# [Отрывок текста]
§

Афористический стиль, напротив, предполагает особую насыщенность кратких, избирательных моментов любовного общения. Каждый живет своей жизнью, мало ли в ней всякой скучной рутины и стоит ли отягощаться ею вдвоем? Зато оставляем друг для друга самое лучшее: если совместный обед – то раз неделю в дорогом ресторане; если концерт – то самый звездный; если ночь вдвоем, то нечасто и уж конечно не для сна, а только для любви. Афоризм как жанр предполагает краткость, насыщенность, незабываемость единственной встречи, даже одного взгляда; а как стиль – это любовные эссенции и сентенции, выделенные из разреженного раствора повседневности; это не будни существования, а праздник смысла.
Каждая любовь тяготеет либо к афористичности, либо к энциклопедизму, и оба эти стиля по-своему законны и хороши. Плохо бывает лишь если один из любящих, чаще мужчина, – афорист, а другой, чаще женщина, – энциклопедистка. Ей хочется, чтобы он проводил с ней дни и ночи напролет, по всему энциклопедическому кругу быта и бытия; а ему хочется приберечь для нее лучшие моменты своей жизни, сыпать блестками ярких афоризмов. Приходится искать компромисс в промежуточных жанрах, например в антологии, где отобрано лучшее из лучшего, но расположено не рассыпчато и осколочно, как афоризмы (что и значит, собственно, «осколки»), а в определенном порядке и с длинными выдержками. Любовь в стиле антологии – это полусовместная жизнь, где от любви отобраны не только яркие строки, но и обширные пассажи, выделенные многоточиями, поскольку их менее выразительные начала и концы уходят в область раздельной жизни.
Разные любовные стили определяются также соотношением текста и подтекста, значением контекстуальности и интертекстуальности. Любовный текст – совокупность всех знаковых выражений любви, начиная с пристальных взглядов и кончая физическими и юридическими атрибутами совместной жизни. Но бывает, что любовь остается в подтексте, то есть выражена неявно, уклончиво, косвенно; или в затексте, то есть вовсе не выражена; иногда же она создает противотекст (контратекст), знаки которого противоположны скрываемому значению.

§

# [Представленные данные]
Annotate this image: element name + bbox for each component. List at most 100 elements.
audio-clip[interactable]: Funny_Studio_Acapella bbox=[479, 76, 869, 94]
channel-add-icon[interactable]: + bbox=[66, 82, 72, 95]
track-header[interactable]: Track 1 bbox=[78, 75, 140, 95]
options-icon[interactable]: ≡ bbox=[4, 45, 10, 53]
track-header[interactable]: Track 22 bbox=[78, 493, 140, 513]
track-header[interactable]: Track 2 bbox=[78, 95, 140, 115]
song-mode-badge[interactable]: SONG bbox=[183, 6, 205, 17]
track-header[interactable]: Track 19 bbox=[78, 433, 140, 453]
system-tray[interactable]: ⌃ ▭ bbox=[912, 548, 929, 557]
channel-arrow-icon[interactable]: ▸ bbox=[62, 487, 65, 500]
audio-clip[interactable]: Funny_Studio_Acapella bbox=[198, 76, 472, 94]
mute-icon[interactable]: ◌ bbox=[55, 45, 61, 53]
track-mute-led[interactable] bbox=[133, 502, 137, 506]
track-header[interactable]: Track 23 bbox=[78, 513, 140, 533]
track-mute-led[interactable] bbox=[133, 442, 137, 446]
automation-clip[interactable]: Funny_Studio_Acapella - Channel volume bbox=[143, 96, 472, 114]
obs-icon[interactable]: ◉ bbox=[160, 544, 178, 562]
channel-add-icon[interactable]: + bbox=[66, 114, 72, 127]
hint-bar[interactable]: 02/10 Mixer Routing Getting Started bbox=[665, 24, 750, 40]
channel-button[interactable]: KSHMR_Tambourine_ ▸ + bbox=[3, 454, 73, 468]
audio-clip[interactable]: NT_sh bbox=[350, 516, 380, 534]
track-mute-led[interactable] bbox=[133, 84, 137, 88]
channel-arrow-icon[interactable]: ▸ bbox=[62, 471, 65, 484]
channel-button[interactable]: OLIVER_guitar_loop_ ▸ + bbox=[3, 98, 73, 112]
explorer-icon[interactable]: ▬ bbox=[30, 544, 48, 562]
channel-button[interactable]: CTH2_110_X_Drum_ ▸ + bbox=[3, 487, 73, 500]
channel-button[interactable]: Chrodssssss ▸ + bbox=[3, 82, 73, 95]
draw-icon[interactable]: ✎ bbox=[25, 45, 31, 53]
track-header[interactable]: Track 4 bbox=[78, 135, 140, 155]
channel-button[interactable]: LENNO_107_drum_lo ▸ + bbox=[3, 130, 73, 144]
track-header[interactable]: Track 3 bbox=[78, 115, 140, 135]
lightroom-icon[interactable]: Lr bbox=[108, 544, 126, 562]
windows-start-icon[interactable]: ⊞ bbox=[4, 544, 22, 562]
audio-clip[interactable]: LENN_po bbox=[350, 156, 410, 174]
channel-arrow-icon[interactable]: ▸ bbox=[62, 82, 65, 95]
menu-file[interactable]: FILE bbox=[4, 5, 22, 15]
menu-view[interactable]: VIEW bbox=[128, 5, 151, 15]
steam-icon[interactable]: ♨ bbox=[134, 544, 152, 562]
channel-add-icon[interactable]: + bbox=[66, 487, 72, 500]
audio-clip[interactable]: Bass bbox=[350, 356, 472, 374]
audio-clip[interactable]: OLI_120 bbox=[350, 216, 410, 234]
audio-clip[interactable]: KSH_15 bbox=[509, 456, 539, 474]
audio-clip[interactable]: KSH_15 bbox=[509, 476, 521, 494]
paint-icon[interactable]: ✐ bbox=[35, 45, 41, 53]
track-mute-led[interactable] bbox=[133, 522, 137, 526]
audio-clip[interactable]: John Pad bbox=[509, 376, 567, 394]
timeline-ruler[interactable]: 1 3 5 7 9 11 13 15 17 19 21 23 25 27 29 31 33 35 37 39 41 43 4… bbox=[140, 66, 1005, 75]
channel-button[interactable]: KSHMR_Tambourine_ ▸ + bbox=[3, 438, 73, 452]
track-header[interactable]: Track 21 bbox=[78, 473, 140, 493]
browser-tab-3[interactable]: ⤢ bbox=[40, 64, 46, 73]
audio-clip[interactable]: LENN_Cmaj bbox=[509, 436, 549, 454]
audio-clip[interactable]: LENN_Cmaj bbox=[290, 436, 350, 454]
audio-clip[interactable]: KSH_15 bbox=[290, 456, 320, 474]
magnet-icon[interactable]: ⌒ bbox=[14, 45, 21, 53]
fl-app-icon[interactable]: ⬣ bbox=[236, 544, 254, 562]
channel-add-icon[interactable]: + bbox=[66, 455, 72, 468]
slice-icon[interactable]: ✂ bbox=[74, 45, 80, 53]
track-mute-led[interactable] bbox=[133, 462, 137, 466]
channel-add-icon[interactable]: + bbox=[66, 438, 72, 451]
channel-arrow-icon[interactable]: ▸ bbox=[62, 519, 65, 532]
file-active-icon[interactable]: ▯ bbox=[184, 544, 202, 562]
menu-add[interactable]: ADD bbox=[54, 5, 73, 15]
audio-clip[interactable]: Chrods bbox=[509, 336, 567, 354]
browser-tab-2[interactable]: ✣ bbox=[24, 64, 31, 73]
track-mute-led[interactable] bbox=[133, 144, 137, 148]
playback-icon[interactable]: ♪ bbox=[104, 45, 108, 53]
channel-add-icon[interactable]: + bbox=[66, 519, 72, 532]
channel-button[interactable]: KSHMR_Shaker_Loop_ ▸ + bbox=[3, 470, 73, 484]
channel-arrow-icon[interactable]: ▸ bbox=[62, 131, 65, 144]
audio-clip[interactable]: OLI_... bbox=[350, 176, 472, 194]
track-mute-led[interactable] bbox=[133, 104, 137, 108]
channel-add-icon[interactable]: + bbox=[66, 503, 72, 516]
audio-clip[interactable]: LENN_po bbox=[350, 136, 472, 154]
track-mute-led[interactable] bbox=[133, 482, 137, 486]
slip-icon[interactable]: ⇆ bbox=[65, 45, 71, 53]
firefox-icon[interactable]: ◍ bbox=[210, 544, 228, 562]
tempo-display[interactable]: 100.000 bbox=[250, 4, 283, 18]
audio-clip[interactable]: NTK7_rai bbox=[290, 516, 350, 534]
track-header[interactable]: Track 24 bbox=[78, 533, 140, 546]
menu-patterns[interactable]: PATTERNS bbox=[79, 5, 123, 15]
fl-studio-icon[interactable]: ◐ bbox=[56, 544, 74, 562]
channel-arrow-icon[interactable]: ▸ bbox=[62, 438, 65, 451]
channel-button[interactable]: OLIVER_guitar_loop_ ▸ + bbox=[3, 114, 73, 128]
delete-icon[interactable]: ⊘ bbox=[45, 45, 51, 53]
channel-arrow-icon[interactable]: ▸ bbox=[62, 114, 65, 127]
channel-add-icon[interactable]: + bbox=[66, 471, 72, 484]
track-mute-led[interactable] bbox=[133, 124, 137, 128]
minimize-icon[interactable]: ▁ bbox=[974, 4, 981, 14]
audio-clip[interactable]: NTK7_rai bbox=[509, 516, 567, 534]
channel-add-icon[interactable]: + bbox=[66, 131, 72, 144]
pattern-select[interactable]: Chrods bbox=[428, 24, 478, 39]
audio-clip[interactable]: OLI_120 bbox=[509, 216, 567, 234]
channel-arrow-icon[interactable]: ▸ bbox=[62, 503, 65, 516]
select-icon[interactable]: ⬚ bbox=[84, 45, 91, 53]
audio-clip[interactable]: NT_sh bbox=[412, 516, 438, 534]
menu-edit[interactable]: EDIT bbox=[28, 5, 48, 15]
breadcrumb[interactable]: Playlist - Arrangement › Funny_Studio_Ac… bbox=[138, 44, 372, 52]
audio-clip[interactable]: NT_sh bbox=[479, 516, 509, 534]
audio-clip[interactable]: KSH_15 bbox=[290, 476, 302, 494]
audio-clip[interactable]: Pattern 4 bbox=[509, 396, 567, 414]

§

# [Короткое упражнение]
Напишите продолжение отрывка о любовных стилях, начав сразу после его последнего предложения.

# [Ответ к заданию]
Чеховский рассказ «О любви» – прозрачнейший пример любви, загнанной в подтекст совокупностью жизненных обстоятельств: она – чужая жена и мать, он – друг семьи и порядочный человек, остается лишь читать это безмолвное чувство в глазах друг друга и подавать знаки дружеского внимания и заботы.
Любовь – затекст с эмблематической сжатостью обозначена в стихотворении Генриха Гейне, переложенном Лермонтовым: «Они любили друг друга так долго и нежно…», но «были пусты и хладны их краткие речи».
Любовь-противотекст – частый в отрочестве и юности случай откровенной враждебности, за которой скрывается глубоко таимое и ранимое чувство. Пример такой «контрасимпатии» можно найти в эпилоге «Доктора Живаго» Бориса Пастернака. Студентка Христина Орлецова яростно разносит преподавателя Дудорова, устраивает ему идейные проработки, высмеивает в стенгазете. Но «вдруг по совершенной случайности выяснилось, что эта закоренелая вражда есть форма маскировки молодой любви, прячущейся и давней» (ч. 16, гл. 2).
Любовь может быть контекстуальна, возникать как знак заполнения некоего пробела в тексте жизни или судьбы. Самый вульгарный случай контекстуальной любви – продвижение по лестнице жизненного успеха, требующее знаковой смены партнера: прежний не вписывается в новую модель жизнеустройства, в директорский или дипломатический стиль поведения. Далеко не всегда по расчету заключаются лишь формальные браки, любовь тоже может возникать в «контексте»: по недостающему знаку подбирается значение и чувство. Провинциальный юноша вырастает в поэта или генерала, ему становятся тесны узы первого брака, и он влюбляется в знаменитую актрису или в дочь министра… Обыкновенная история.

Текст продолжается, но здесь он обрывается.